» What you will do
Look through the material below, count the lines containing the word "treatment", and state only the count.

» The data
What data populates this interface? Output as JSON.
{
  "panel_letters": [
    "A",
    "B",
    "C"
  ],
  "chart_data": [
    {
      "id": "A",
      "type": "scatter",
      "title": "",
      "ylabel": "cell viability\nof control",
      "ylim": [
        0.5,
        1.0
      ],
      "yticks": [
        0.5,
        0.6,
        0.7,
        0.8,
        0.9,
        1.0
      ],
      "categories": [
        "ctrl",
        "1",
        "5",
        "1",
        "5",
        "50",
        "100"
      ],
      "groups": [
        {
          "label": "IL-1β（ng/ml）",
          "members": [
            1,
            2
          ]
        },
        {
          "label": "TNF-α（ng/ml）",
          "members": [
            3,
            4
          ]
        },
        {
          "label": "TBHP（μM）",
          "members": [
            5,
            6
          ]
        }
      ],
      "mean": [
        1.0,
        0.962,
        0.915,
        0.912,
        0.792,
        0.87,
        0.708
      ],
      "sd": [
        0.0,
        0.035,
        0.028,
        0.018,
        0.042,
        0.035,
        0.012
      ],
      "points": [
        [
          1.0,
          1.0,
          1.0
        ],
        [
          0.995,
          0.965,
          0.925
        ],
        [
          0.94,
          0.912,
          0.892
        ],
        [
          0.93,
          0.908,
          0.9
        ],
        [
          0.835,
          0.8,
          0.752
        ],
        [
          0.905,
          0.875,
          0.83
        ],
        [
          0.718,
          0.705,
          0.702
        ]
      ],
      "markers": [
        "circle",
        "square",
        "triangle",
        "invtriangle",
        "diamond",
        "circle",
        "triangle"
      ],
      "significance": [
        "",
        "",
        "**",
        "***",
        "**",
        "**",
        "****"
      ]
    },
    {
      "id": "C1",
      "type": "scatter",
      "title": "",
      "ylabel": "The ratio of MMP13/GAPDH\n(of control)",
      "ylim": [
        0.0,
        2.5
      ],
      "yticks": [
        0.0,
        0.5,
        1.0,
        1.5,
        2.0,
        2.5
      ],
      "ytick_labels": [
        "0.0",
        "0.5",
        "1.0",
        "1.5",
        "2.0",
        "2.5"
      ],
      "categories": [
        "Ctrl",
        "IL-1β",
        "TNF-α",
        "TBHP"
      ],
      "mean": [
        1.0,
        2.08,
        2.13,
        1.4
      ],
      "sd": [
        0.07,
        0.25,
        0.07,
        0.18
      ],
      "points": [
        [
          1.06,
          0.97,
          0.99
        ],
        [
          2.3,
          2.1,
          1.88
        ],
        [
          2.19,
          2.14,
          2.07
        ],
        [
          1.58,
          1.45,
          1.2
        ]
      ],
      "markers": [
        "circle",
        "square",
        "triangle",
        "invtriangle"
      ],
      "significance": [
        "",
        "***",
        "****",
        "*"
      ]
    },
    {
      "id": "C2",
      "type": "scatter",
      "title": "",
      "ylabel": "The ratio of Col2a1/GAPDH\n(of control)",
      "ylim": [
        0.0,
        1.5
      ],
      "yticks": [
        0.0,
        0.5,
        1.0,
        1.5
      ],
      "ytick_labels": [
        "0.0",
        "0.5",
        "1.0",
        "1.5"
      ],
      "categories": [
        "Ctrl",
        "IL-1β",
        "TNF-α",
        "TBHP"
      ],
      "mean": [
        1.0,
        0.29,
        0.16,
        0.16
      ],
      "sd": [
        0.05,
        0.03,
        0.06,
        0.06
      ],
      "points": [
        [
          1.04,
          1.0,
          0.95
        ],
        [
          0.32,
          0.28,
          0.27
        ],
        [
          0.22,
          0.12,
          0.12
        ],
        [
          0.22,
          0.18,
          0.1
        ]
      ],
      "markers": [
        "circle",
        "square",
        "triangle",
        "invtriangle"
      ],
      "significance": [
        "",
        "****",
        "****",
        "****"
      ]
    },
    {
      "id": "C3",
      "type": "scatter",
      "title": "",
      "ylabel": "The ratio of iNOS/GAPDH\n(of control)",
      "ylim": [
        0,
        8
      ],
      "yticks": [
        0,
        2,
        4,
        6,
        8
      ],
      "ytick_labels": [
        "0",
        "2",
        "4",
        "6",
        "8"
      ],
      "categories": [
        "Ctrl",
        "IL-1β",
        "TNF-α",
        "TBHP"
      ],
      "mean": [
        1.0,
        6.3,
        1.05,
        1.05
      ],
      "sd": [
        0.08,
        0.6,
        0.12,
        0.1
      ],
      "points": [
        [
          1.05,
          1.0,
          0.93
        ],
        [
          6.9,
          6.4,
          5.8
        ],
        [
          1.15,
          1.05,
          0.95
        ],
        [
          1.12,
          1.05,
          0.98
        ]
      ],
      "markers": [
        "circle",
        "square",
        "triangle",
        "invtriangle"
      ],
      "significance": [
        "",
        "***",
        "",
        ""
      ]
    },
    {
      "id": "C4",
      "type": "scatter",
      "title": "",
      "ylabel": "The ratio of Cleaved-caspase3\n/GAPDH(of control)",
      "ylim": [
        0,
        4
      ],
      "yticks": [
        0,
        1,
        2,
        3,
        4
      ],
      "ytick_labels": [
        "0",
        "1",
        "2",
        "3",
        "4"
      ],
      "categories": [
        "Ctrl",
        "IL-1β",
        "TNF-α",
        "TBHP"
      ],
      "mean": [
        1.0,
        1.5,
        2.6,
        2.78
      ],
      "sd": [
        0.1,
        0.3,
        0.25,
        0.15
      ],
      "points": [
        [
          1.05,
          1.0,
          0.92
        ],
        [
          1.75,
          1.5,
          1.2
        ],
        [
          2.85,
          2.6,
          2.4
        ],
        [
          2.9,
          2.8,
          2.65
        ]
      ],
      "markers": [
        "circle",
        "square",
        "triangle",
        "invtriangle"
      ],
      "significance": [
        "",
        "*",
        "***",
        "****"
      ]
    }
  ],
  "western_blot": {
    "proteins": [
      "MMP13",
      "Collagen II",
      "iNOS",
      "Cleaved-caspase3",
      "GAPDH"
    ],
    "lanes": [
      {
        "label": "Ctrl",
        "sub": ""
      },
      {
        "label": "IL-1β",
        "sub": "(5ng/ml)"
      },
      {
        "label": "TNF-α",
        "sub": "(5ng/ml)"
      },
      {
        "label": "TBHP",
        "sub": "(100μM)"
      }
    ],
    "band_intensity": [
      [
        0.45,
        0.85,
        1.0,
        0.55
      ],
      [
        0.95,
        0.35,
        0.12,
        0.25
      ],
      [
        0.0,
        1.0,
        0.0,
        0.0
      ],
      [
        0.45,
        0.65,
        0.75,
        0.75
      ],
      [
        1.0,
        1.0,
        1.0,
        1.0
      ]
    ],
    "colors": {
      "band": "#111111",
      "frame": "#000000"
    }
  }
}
--
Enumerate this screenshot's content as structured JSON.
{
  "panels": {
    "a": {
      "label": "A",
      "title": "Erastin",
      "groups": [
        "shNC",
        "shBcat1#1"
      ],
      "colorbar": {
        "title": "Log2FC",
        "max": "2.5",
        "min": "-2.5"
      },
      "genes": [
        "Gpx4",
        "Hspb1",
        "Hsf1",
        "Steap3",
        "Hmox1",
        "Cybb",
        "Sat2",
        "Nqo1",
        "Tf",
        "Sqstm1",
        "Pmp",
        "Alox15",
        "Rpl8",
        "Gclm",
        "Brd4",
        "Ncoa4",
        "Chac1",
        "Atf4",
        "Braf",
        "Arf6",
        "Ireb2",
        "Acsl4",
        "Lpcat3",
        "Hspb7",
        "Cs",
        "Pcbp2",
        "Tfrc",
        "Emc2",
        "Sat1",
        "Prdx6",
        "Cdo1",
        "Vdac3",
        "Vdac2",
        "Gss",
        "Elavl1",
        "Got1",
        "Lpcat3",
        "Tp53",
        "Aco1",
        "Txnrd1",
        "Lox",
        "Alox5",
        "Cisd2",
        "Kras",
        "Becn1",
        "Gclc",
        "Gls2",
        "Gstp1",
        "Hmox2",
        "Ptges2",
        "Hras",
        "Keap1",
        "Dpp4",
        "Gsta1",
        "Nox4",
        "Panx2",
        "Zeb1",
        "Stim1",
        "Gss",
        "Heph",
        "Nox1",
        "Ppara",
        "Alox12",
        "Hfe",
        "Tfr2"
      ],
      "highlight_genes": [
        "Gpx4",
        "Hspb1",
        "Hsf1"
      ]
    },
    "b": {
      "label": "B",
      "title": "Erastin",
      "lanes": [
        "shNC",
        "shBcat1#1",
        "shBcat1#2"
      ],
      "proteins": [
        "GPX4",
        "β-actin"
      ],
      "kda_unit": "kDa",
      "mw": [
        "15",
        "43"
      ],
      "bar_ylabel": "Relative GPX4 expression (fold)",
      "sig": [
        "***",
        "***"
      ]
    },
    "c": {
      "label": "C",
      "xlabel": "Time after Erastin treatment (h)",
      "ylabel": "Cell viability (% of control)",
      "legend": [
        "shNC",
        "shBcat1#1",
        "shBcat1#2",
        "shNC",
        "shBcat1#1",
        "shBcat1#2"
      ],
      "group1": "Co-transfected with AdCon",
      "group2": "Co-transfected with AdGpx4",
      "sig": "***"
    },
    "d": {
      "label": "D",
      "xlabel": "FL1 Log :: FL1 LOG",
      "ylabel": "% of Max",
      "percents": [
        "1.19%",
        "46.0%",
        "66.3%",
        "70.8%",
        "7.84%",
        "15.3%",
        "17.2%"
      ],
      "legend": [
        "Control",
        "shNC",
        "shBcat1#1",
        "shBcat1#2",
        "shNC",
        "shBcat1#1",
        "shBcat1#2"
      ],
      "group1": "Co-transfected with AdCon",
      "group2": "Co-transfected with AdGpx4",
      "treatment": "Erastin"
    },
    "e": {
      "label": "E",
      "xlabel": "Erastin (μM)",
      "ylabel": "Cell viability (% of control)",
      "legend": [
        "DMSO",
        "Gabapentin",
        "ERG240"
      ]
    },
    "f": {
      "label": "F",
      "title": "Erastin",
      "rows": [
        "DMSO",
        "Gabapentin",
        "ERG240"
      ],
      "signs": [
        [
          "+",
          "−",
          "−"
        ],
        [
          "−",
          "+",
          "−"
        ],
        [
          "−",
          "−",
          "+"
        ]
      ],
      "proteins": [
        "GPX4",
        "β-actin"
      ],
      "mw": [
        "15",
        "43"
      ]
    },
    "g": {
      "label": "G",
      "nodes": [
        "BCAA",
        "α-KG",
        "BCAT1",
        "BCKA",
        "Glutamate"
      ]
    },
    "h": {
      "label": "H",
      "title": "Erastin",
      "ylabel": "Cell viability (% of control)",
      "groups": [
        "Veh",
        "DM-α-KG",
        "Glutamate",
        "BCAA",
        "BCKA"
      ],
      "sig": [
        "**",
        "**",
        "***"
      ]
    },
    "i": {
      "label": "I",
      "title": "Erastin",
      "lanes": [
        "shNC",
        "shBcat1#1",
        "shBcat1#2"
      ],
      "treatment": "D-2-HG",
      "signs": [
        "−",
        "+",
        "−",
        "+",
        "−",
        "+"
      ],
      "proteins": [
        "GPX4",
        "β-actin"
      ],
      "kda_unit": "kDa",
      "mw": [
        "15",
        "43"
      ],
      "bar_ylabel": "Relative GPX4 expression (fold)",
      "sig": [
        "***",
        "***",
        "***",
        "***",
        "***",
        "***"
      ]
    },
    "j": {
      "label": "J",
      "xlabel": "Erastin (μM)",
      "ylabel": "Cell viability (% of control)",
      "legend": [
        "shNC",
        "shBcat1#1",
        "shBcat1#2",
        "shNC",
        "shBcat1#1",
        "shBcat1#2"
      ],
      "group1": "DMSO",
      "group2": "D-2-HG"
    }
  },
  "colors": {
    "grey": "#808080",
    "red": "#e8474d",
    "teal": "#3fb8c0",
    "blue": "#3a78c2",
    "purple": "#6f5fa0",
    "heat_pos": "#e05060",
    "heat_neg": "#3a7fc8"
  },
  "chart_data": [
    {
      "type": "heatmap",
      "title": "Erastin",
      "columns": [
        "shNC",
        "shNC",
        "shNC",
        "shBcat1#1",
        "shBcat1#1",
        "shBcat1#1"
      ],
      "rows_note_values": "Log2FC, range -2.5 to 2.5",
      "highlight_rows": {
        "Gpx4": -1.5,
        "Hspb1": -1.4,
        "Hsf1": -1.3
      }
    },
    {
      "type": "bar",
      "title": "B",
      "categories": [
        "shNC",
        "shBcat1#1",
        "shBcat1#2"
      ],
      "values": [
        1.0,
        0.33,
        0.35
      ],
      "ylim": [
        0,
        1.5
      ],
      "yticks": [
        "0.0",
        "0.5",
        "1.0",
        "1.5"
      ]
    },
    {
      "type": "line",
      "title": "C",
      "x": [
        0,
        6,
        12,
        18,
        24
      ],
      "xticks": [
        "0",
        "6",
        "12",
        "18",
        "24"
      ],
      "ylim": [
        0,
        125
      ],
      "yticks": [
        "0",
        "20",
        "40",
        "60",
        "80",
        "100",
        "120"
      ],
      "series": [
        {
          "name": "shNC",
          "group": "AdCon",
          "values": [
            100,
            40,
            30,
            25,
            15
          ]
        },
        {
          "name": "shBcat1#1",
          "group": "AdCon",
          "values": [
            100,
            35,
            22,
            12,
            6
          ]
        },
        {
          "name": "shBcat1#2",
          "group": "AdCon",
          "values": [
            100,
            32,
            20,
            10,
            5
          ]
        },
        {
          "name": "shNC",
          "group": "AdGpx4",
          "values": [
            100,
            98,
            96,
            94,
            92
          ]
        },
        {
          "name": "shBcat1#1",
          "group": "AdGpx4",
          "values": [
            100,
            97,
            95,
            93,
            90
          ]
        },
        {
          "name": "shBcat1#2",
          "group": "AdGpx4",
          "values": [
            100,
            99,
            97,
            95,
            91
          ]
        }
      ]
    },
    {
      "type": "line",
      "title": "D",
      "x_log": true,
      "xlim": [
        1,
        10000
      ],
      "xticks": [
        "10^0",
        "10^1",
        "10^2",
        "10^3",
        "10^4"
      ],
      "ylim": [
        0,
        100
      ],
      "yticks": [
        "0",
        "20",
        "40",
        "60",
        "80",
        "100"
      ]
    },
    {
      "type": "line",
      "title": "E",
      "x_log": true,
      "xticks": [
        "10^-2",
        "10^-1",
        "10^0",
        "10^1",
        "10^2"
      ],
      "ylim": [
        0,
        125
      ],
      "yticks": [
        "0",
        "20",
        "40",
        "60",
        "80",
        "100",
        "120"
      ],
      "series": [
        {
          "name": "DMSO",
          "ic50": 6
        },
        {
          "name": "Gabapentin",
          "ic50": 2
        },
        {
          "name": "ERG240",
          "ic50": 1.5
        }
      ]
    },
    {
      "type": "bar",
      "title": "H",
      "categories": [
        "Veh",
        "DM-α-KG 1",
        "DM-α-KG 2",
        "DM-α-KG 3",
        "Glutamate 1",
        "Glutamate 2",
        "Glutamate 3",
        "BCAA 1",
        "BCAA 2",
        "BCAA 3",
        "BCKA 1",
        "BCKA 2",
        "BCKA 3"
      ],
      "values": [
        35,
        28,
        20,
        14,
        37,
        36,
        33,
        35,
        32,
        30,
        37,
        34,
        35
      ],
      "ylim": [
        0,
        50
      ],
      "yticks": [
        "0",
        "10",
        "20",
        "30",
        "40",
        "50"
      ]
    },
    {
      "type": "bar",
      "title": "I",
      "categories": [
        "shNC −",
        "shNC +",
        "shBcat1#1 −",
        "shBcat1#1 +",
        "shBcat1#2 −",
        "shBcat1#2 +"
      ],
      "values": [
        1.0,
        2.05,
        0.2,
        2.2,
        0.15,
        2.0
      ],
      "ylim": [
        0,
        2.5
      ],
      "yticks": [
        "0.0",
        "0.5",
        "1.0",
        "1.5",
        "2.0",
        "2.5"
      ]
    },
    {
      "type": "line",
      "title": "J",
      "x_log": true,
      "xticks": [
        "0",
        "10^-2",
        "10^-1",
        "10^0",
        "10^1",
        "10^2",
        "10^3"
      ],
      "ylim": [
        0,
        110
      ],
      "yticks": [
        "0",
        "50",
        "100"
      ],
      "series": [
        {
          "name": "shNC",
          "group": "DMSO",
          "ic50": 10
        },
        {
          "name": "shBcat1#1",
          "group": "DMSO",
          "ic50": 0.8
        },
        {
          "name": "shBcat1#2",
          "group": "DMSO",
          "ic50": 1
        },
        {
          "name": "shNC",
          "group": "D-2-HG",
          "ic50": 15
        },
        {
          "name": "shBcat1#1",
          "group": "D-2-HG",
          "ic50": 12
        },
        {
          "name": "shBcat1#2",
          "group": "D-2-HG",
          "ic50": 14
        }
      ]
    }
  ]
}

» Reply
3